Data items:
----------------------------------------

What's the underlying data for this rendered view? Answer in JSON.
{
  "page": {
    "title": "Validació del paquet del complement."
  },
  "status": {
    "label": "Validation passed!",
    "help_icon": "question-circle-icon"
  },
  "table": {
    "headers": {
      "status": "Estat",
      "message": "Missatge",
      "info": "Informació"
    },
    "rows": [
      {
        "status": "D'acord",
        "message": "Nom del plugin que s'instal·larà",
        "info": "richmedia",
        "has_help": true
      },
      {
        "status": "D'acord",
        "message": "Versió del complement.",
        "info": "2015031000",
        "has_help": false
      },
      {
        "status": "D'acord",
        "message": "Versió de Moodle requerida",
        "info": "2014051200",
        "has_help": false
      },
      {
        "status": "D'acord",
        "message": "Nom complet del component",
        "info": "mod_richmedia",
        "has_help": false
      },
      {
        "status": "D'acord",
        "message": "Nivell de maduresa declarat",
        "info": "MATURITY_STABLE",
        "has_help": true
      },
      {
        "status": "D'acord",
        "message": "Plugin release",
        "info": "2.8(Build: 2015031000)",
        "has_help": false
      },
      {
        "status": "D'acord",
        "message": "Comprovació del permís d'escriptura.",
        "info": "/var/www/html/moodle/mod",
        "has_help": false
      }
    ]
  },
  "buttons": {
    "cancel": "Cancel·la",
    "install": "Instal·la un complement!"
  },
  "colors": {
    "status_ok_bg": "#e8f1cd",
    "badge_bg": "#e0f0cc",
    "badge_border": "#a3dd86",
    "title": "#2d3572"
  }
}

----------------------------------------

Objective => Output all of the material, please, exactly as it stands.

Output for this exercise =>
What's the underlying data for this rendered view? Answer in JSON.
{
  "page": {
    "title": "Validació del paquet del complement."
  },
  "status": {
    "label": "Validation passed!",
    "help_icon": "question-circle-icon"
  },
  "table": {
    "headers": {
      "status": "Estat",
      "message": "Missatge",
      "info": "Informació"
    },
    "rows": [
      {
        "status": "D'acord",
        "message": "Nom del plugin que s'instal·larà",
        "info": "richmedia",
        "has_help": true
      },
      {
        "status": "D'acord",
        "message": "Versió del complement.",
        "info": "2015031000",
        "has_help": false
      },
      {
        "status": "D'acord",
        "message": "Versió de Moodle requerida",
        "info": "2014051200",
        "has_help": false
      },
      {
        "status": "D'acord",
        "message": "Nom complet del component",
        "info": "mod_richmedia",
        "has_help": false
      },
      {
        "status": "D'acord",
        "message": "Nivell de maduresa declarat",
        "info": "MATURITY_STABLE",
        "has_help": true
      },
      {
        "status": "D'acord",
        "message": "Plugin release",
        "info": "2.8(Build: 2015031000)",
        "has_help": false
      },
      {
        "status": "D'acord",
        "message": "Comprovació del permís d'escriptura.",
        "info": "/var/www/html/moodle/mod",
        "has_help": false
      }
    ]
  },
  "buttons": {
    "cancel": "Cancel·la",
    "install": "Instal·la un complement!"
  },
  "colors": {
    "status_ok_bg": "#e8f1cd",
    "badge_bg": "#e0f0cc",
    "badge_border": "#a3dd86",
    "title": "#2d3572"
  }
}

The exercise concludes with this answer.